» WHAT THE TASK REQUIRES
The response must consist of the records below, copied exactly.
*** DATA Section Begins ***
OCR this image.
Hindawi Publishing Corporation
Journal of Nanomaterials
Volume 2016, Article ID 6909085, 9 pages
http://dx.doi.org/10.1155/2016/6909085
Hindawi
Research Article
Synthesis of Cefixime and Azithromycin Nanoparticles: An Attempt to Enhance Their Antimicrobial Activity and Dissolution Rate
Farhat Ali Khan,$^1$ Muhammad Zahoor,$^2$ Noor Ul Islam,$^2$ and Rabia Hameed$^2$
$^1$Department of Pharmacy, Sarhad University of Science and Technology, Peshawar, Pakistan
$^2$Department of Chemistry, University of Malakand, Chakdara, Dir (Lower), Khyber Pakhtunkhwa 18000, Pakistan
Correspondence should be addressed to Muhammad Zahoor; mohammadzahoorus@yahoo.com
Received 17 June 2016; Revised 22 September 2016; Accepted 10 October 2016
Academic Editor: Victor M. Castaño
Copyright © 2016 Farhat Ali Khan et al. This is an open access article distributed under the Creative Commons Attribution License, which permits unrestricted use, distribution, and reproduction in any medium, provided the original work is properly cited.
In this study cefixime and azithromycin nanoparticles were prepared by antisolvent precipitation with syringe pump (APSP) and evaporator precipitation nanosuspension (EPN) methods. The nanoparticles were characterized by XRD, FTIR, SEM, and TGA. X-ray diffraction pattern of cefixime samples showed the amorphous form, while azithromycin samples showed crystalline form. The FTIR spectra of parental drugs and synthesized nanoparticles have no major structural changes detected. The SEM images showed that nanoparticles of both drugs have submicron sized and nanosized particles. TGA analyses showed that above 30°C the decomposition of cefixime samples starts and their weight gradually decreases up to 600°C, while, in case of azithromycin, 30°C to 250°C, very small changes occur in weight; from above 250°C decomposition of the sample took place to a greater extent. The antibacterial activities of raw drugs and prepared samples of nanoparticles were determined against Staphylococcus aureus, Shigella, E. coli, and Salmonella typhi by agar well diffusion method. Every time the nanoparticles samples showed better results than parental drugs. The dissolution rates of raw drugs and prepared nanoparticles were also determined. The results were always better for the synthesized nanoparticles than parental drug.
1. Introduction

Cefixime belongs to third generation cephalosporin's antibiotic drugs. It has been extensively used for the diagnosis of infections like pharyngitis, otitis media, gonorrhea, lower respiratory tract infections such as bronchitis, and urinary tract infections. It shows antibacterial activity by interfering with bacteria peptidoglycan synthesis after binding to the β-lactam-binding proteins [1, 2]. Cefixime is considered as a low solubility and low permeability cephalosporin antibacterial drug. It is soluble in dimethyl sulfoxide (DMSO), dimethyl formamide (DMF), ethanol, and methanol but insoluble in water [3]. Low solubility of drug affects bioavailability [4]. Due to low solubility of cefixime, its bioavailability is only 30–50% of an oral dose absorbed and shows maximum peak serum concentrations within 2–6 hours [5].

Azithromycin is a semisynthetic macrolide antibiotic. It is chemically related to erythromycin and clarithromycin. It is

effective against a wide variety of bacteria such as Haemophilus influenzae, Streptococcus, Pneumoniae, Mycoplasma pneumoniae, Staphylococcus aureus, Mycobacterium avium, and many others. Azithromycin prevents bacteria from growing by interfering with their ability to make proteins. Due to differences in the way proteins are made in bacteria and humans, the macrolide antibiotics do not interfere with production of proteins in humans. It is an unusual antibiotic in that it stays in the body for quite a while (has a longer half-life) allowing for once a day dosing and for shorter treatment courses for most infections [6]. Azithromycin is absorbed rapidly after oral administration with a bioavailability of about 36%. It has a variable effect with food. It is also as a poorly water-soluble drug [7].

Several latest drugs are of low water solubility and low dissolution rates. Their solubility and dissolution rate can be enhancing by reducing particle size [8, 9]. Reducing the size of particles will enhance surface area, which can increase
*** DATA Section Ends ***
» ANSWER FOR THIS EXERCISE
OCR this image.
Hindawi Publishing Corporation
Journal of Nanomaterials
Volume 2016, Article ID 6909085, 9 pages
http://dx.doi.org/10.1155/2016/6909085
Hindawi
Research Article
Synthesis of Cefixime and Azithromycin Nanoparticles: An Attempt to Enhance Their Antimicrobial Activity and Dissolution Rate
Farhat Ali Khan,$^1$ Muhammad Zahoor,$^2$ Noor Ul Islam,$^2$ and Rabia Hameed$^2$
$^1$Department of Pharmacy, Sarhad University of Science and Technology, Peshawar, Pakistan
$^2$Department of Chemistry, University of Malakand, Chakdara, Dir (Lower), Khyber Pakhtunkhwa 18000, Pakistan
Correspondence should be addressed to Muhammad Zahoor; mohammadzahoorus@yahoo.com
Received 17 June 2016; Revised 22 September 2016; Accepted 10 October 2016
Academic Editor: Victor M. Castaño
Copyright © 2016 Farhat Ali Khan et al. This is an open access article distributed under the Creative Commons Attribution License, which permits unrestricted use, distribution, and reproduction in any medium, provided the original work is properly cited.
In this study cefixime and azithromycin nanoparticles were prepared by antisolvent precipitation with syringe pump (APSP) and evaporator precipitation nanosuspension (EPN) methods. The nanoparticles were characterized by XRD, FTIR, SEM, and TGA. X-ray diffraction pattern of cefixime samples showed the amorphous form, while azithromycin samples showed crystalline form. The FTIR spectra of parental drugs and synthesized nanoparticles have no major structural changes detected. The SEM images showed that nanoparticles of both drugs have submicron sized and nanosized particles. TGA analyses showed that above 30°C the decomposition of cefixime samples starts and their weight gradually decreases up to 600°C, while, in case of azithromycin, 30°C to 250°C, very small changes occur in weight; from above 250°C decomposition of the sample took place to a greater extent. The antibacterial activities of raw drugs and prepared samples of nanoparticles were determined against Staphylococcus aureus, Shigella, E. coli, and Salmonella typhi by agar well diffusion method. Every time the nanoparticles samples showed better results than parental drugs. The dissolution rates of raw drugs and prepared nanoparticles were also determined. The results were always better for the synthesized nanoparticles than parental drug.
1. Introduction

Cefixime belongs to third generation cephalosporin's antibiotic drugs. It has been extensively used for the diagnosis of infections like pharyngitis, otitis media, gonorrhea, lower respiratory tract infections such as bronchitis, and urinary tract infections. It shows antibacterial activity by interfering with bacteria peptidoglycan synthesis after binding to the β-lactam-binding proteins [1, 2]. Cefixime is considered as a low solubility and low permeability cephalosporin antibacterial drug. It is soluble in dimethyl sulfoxide (DMSO), dimethyl formamide (DMF), ethanol, and methanol but insoluble in water [3]. Low solubility of drug affects bioavailability [4]. Due to low solubility of cefixime, its bioavailability is only 30–50% of an oral dose absorbed and shows maximum peak serum concentrations within 2–6 hours [5].

Azithromycin is a semisynthetic macrolide antibiotic. It is chemically related to erythromycin and clarithromycin. It is

effective against a wide variety of bacteria such as Haemophilus influenzae, Streptococcus, Pneumoniae, Mycoplasma pneumoniae, Staphylococcus aureus, Mycobacterium avium, and many others. Azithromycin prevents bacteria from growing by interfering with their ability to make proteins. Due to differences in the way proteins are made in bacteria and humans, the macrolide antibiotics do not interfere with production of proteins in humans. It is an unusual antibiotic in that it stays in the body for quite a while (has a longer half-life) allowing for once a day dosing and for shorter treatment courses for most infections [6]. Azithromycin is absorbed rapidly after oral administration with a bioavailability of about 36%. It has a variable effect with food. It is also as a poorly water-soluble drug [7].

Several latest drugs are of low water solubility and low dissolution rates. Their solubility and dissolution rate can be enhancing by reducing particle size [8, 9]. Reducing the size of particles will enhance surface area, which can increase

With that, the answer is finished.